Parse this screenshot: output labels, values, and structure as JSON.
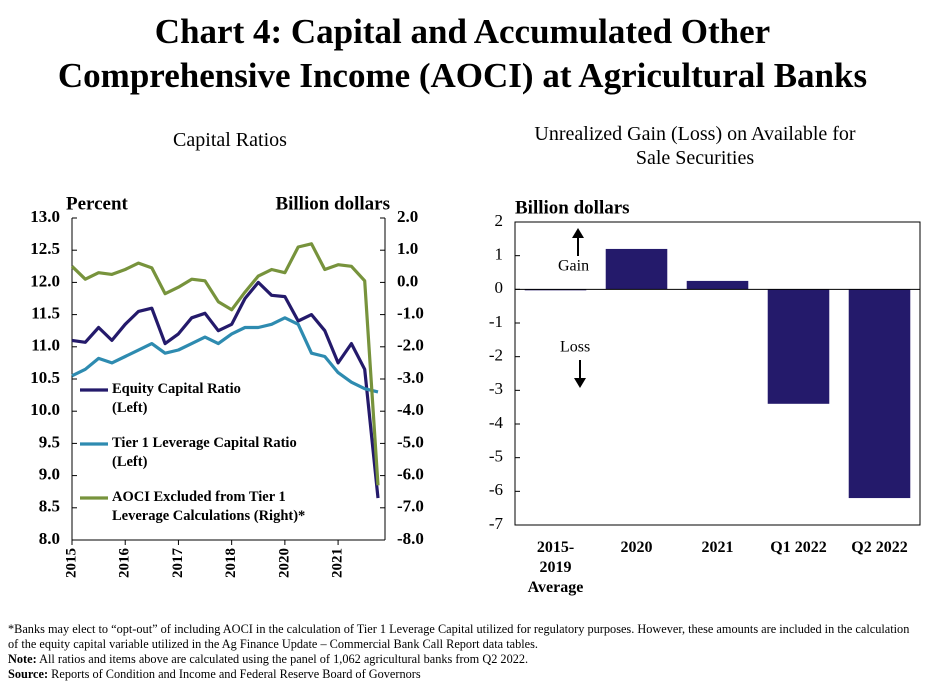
{
  "title": "Chart 4: Capital and Accumulated Other\nComprehensive Income (AOCI) at Agricultural Banks",
  "chart_data": [
    {
      "type": "line",
      "subtitle": "Capital Ratios",
      "y_label": "Percent",
      "y2_label": "Billion dollars",
      "categories": [
        "2015",
        null,
        null,
        null,
        "2016",
        null,
        null,
        null,
        "2017",
        null,
        null,
        null,
        "2018",
        null,
        null,
        null,
        "2020",
        null,
        null,
        null,
        "2021",
        null,
        null,
        null
      ],
      "ylim": [
        8,
        13
      ],
      "yticks": [
        {
          "value": 8,
          "label": "8.0"
        },
        {
          "value": 8.5,
          "label": "8.5"
        },
        {
          "value": 9,
          "label": "9.0"
        },
        {
          "value": 9.5,
          "label": "9.5"
        },
        {
          "value": 10,
          "label": "10.0"
        },
        {
          "value": 10.5,
          "label": "10.5"
        },
        {
          "value": 11,
          "label": "11.0"
        },
        {
          "value": 11.5,
          "label": "11.5"
        },
        {
          "value": 12,
          "label": "12.0"
        },
        {
          "value": 12.5,
          "label": "12.5"
        },
        {
          "value": 13,
          "label": "13.0"
        }
      ],
      "y2lim": [
        -8,
        2
      ],
      "y2ticks": [
        {
          "value": -8,
          "label": "-8.0"
        },
        {
          "value": -7,
          "label": "-7.0"
        },
        {
          "value": -6,
          "label": "-6.0"
        },
        {
          "value": -5,
          "label": "-5.0"
        },
        {
          "value": -4,
          "label": "-4.0"
        },
        {
          "value": -3,
          "label": "-3.0"
        },
        {
          "value": -2,
          "label": "-2.0"
        },
        {
          "value": -1,
          "label": "-1.0"
        },
        {
          "value": 0,
          "label": "0.0"
        },
        {
          "value": 1,
          "label": "1.0"
        },
        {
          "value": 2,
          "label": "2.0"
        }
      ],
      "series": [
        {
          "name": "Equity Capital Ratio\n(Left)",
          "color": "#241a6b",
          "values": [
            11.1,
            11.07,
            11.3,
            11.1,
            11.35,
            11.55,
            11.6,
            11.05,
            11.2,
            11.45,
            11.52,
            11.25,
            11.35,
            11.75,
            12.0,
            11.8,
            11.78,
            11.4,
            11.5,
            11.25,
            10.75,
            11.05,
            10.65,
            8.65
          ]
        },
        {
          "name": "Tier 1 Leverage Capital Ratio\n(Left)",
          "color": "#2e8bb0",
          "values": [
            10.55,
            10.65,
            10.82,
            10.75,
            10.85,
            10.95,
            11.05,
            10.9,
            10.95,
            11.05,
            11.15,
            11.05,
            11.2,
            11.3,
            11.3,
            11.35,
            11.45,
            11.35,
            10.9,
            10.85,
            10.6,
            10.45,
            10.35,
            10.3
          ]
        },
        {
          "name": "AOCI Excluded from Tier 1\nLeverage Calculations (Right)*",
          "color": "#77933c",
          "axis": "y2",
          "values": [
            0.5,
            0.1,
            0.3,
            0.25,
            0.4,
            0.6,
            0.45,
            -0.35,
            -0.15,
            0.1,
            0.05,
            -0.6,
            -0.85,
            -0.3,
            0.2,
            0.4,
            0.3,
            1.1,
            1.2,
            0.4,
            0.55,
            0.5,
            0.05,
            -6.3
          ]
        }
      ]
    },
    {
      "type": "bar",
      "subtitle": "Unrealized Gain (Loss) on Available for\nSale Securities",
      "y_label": "Billion dollars",
      "categories": [
        "2015-\n2019\nAverage",
        "2020",
        "2021",
        "Q1 2022",
        "Q2 2022"
      ],
      "values": [
        -0.02,
        1.2,
        0.25,
        -3.4,
        -6.2
      ],
      "color": "#241a6b",
      "ylim": [
        -7,
        2
      ],
      "yticks": [
        -7,
        -6,
        -5,
        -4,
        -3,
        -2,
        -1,
        0,
        1,
        2
      ],
      "annotations": [
        "Gain",
        "Loss"
      ]
    }
  ],
  "footnotes": [
    {
      "text": "*Banks may elect to “opt-out” of including  AOCI in the calculation of Tier 1 Leverage Capital utilized  for regulatory purposes. However, these amounts are included in the calculation of the equity capital variable utilized in the Ag Finance Update – Commercial Bank Call Report data tables."
    },
    {
      "label": "Note:",
      "text": "All ratios and items above are calculated using the panel of 1,062  agricultural banks from Q2 2022."
    },
    {
      "label": "Source:",
      "text": "Reports of Condition  and Income and Federal Reserve Board of Governors"
    }
  ]
}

....................

Omit every picture while copying the listing above exactly.

◆ Response:
Parse this screenshot: output labels, values, and structure as JSON.
{
  "title": "Chart 4: Capital and Accumulated Other\nComprehensive Income (AOCI) at Agricultural Banks",
  "chart_data": [
    {
      "type": "line",
      "subtitle": "Capital Ratios",
      "y_label": "Percent",
      "y2_label": "Billion dollars",
      "categories": [
        "2015",
        null,
        null,
        null,
        "2016",
        null,
        null,
        null,
        "2017",
        null,
        null,
        null,
        "2018",
        null,
        null,
        null,
        "2020",
        null,
        null,
        null,
        "2021",
        null,
        null,
        null
      ],
      "ylim": [
        8,
        13
      ],
      "yticks": [
        {
          "value": 8,
          "label": "8.0"
        },
        {
          "value": 8.5,
          "label": "8.5"
        },
        {
          "value": 9,
          "label": "9.0"
        },
        {
          "value": 9.5,
          "label": "9.5"
        },
        {
          "value": 10,
          "label": "10.0"
        },
        {
          "value": 10.5,
          "label": "10.5"
        },
        {
          "value": 11,
          "label": "11.0"
        },
        {
          "value": 11.5,
          "label": "11.5"
        },
        {
          "value": 12,
          "label": "12.0"
        },
        {
          "value": 12.5,
          "label": "12.5"
        },
        {
          "value": 13,
          "label": "13.0"
        }
      ],
      "y2lim": [
        -8,
        2
      ],
      "y2ticks": [
        {
          "value": -8,
          "label": "-8.0"
        },
        {
          "value": -7,
          "label": "-7.0"
        },
        {
          "value": -6,
          "label": "-6.0"
        },
        {
          "value": -5,
          "label": "-5.0"
        },
        {
          "value": -4,
          "label": "-4.0"
        },
        {
          "value": -3,
          "label": "-3.0"
        },
        {
          "value": -2,
          "label": "-2.0"
        },
        {
          "value": -1,
          "label": "-1.0"
        },
        {
          "value": 0,
          "label": "0.0"
        },
        {
          "value": 1,
          "label": "1.0"
        },
        {
          "value": 2,
          "label": "2.0"
        }
      ],
      "series": [
        {
          "name": "Equity Capital Ratio\n(Left)",
          "color": "#241a6b",
          "values": [
            11.1,
            11.07,
            11.3,
            11.1,
            11.35,
            11.55,
            11.6,
            11.05,
            11.2,
            11.45,
            11.52,
            11.25,
            11.35,
            11.75,
            12.0,
            11.8,
            11.78,
            11.4,
            11.5,
            11.25,
            10.75,
            11.05,
            10.65,
            8.65
          ]
        },
        {
          "name": "Tier 1 Leverage Capital Ratio\n(Left)",
          "color": "#2e8bb0",
          "values": [
            10.55,
            10.65,
            10.82,
            10.75,
            10.85,
            10.95,
            11.05,
            10.9,
            10.95,
            11.05,
            11.15,
            11.05,
            11.2,
            11.3,
            11.3,
            11.35,
            11.45,
            11.35,
            10.9,
            10.85,
            10.6,
            10.45,
            10.35,
            10.3
          ]
        },
        {
          "name": "AOCI Excluded from Tier 1\nLeverage Calculations (Right)*",
          "color": "#77933c",
          "axis": "y2",
          "values": [
            0.5,
            0.1,
            0.3,
            0.25,
            0.4,
            0.6,
            0.45,
            -0.35,
            -0.15,
            0.1,
            0.05,
            -0.6,
            -0.85,
            -0.3,
            0.2,
            0.4,
            0.3,
            1.1,
            1.2,
            0.4,
            0.55,
            0.5,
            0.05,
            -6.3
          ]
        }
      ]
    },
    {
      "type": "bar",
      "subtitle": "Unrealized Gain (Loss) on Available for\nSale Securities",
      "y_label": "Billion dollars",
      "categories": [
        "2015-\n2019\nAverage",
        "2020",
        "2021",
        "Q1 2022",
        "Q2 2022"
      ],
      "values": [
        -0.02,
        1.2,
        0.25,
        -3.4,
        -6.2
      ],
      "color": "#241a6b",
      "ylim": [
        -7,
        2
      ],
      "yticks": [
        -7,
        -6,
        -5,
        -4,
        -3,
        -2,
        -1,
        0,
        1,
        2
      ],
      "annotations": [
        "Gain",
        "Loss"
      ]
    }
  ],
  "footnotes": [
    {
      "text": "*Banks may elect to “opt-out” of including  AOCI in the calculation of Tier 1 Leverage Capital utilized  for regulatory purposes. However, these amounts are included in the calculation of the equity capital variable utilized in the Ag Finance Update – Commercial Bank Call Report data tables."
    },
    {
      "label": "Note:",
      "text": "All ratios and items above are calculated using the panel of 1,062  agricultural banks from Q2 2022."
    },
    {
      "label": "Source:",
      "text": "Reports of Condition  and Income and Federal Reserve Board of Governors"
    }
  ]
}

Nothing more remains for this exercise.